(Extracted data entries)
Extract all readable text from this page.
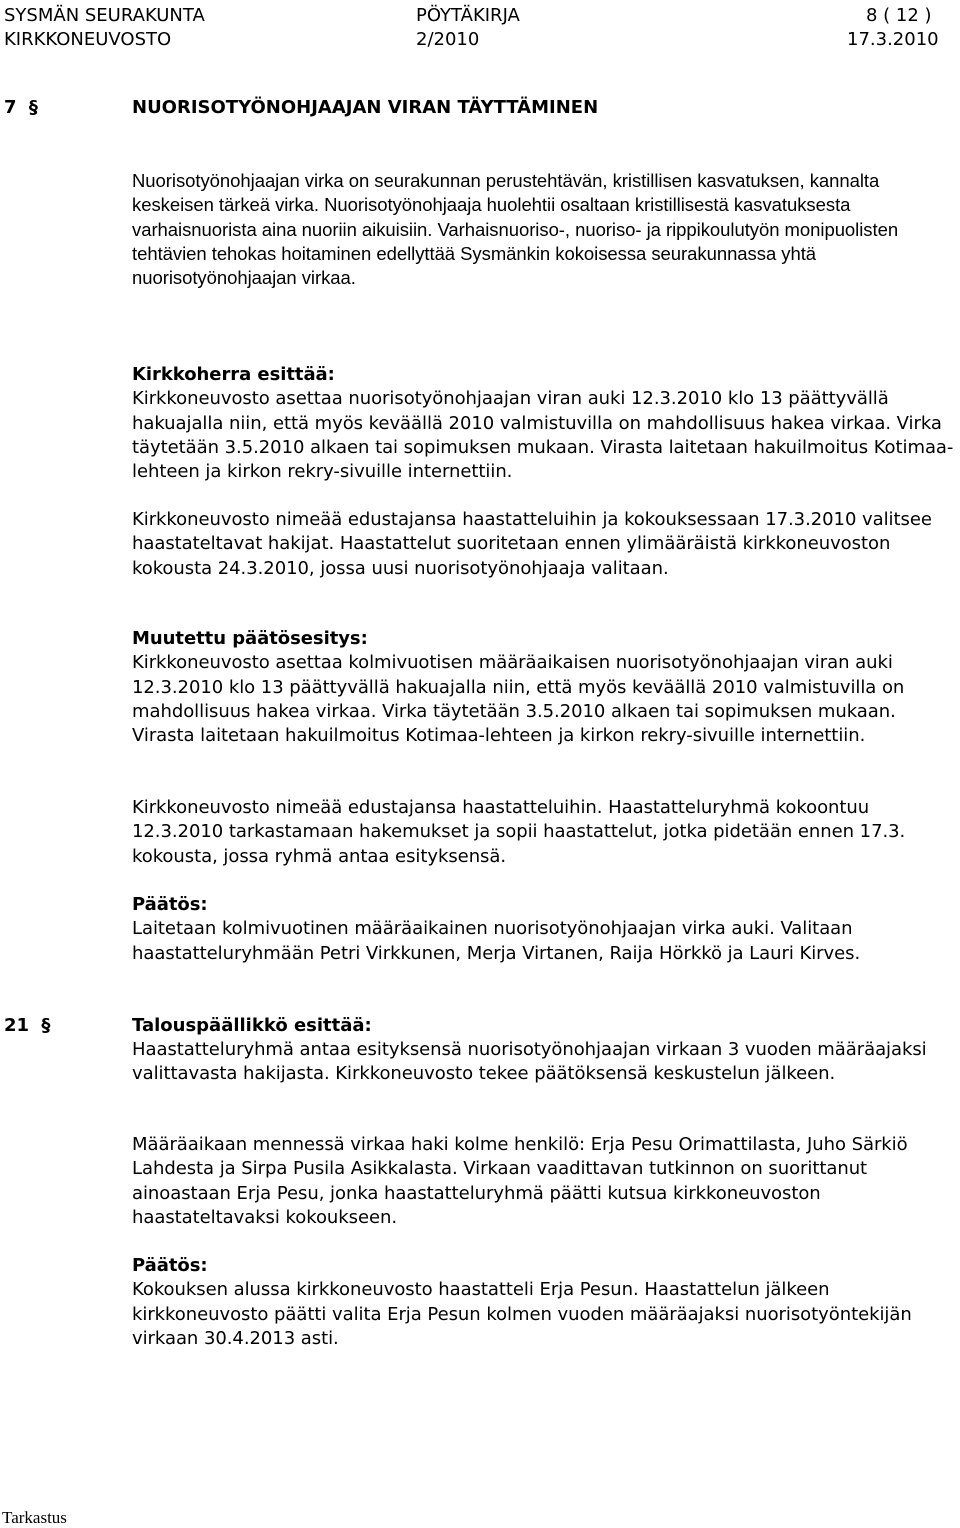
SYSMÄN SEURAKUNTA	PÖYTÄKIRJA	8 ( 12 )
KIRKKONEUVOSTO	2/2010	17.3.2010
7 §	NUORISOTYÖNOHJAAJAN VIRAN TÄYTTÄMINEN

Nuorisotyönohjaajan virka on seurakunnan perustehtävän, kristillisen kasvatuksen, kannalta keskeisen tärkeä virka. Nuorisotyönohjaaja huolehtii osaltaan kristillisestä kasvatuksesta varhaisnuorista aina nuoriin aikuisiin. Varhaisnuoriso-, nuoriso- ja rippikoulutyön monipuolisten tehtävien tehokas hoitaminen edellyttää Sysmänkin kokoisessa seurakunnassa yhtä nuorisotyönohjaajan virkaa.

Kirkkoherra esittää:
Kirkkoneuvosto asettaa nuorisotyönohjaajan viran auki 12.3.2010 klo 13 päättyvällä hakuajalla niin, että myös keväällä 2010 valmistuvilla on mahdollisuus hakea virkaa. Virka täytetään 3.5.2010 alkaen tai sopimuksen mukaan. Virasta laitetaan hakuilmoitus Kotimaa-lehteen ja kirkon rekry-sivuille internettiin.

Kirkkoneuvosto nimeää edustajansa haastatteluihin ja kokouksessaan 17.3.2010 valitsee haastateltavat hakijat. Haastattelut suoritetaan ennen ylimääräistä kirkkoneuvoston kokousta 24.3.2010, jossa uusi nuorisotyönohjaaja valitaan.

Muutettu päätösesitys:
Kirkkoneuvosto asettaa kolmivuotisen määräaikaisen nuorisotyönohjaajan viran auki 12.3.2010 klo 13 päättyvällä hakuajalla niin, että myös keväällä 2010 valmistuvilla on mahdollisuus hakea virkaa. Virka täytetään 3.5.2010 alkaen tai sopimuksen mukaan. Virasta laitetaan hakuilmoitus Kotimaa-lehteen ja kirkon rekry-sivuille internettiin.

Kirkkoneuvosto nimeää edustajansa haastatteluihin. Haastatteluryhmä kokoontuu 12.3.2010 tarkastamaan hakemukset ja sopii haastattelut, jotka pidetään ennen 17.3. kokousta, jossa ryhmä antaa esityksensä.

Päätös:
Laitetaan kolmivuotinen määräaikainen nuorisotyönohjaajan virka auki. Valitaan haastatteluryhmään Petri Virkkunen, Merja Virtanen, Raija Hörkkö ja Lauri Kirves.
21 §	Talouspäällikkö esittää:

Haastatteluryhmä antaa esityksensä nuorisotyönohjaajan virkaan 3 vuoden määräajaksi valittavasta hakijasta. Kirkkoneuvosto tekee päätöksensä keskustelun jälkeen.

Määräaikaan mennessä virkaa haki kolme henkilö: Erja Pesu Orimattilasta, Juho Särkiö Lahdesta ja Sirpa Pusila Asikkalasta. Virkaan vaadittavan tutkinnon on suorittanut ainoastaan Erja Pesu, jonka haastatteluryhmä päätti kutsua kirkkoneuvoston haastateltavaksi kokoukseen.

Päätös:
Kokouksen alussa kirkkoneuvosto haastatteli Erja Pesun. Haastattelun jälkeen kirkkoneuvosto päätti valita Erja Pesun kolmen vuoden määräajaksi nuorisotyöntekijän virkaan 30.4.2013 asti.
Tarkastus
--
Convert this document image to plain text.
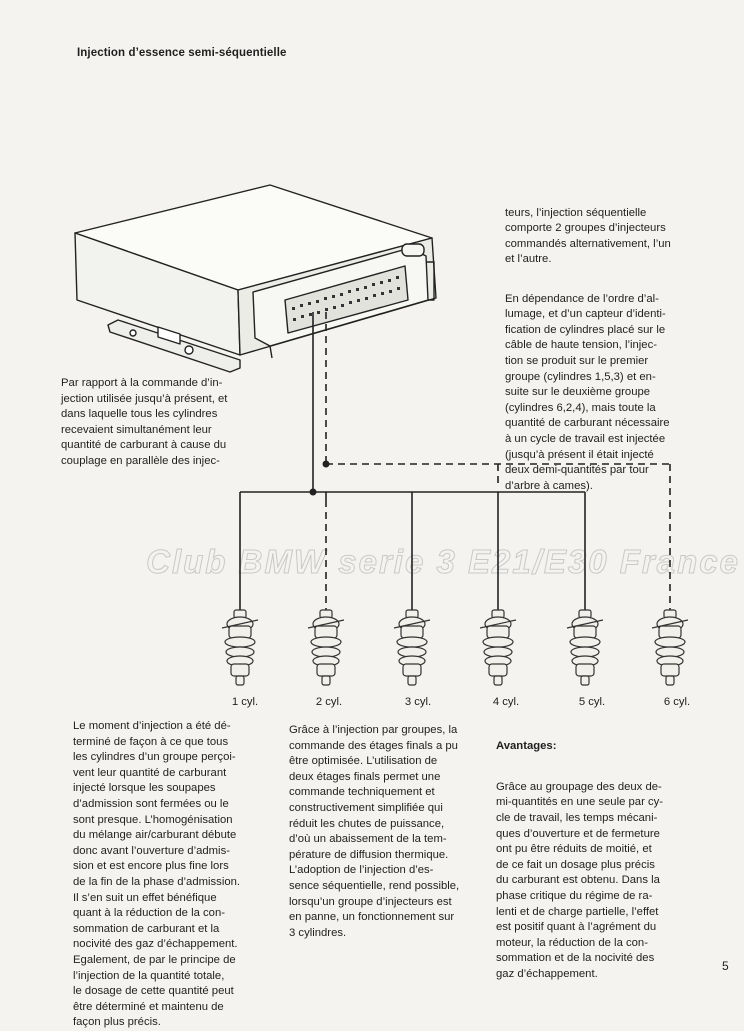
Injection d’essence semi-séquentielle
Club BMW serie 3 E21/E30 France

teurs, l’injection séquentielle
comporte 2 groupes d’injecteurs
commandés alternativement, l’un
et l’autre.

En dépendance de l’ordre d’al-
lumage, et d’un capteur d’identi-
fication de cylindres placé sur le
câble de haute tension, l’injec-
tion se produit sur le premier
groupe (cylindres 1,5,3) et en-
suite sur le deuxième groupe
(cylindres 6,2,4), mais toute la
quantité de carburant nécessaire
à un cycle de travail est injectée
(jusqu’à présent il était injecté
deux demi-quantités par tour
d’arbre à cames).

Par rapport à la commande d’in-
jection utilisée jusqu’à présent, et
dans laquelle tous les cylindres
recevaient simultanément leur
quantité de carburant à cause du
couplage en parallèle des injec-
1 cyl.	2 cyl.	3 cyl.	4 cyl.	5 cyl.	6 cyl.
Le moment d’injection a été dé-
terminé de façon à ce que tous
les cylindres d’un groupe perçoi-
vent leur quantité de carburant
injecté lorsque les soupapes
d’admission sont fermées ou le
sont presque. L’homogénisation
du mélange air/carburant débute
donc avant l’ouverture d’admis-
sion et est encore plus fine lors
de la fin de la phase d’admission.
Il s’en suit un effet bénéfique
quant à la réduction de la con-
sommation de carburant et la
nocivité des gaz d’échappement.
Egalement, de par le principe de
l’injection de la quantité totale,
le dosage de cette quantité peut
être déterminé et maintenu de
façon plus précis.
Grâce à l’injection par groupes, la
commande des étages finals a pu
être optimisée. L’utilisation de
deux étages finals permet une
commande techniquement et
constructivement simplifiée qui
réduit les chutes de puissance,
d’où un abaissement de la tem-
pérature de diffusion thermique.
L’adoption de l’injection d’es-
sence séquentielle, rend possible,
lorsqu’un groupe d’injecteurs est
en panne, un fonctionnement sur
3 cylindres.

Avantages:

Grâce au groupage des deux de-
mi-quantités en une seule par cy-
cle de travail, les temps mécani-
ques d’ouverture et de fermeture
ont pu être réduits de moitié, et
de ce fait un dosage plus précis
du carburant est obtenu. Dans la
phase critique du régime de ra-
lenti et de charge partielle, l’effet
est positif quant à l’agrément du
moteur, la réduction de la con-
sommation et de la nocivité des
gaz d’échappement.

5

(Given instruction) Pick out lines containing the word "présent", each one as written.

(Solution to the exercise)
(jusqu’à présent il était injecté
jection utilisée jusqu’à présent, et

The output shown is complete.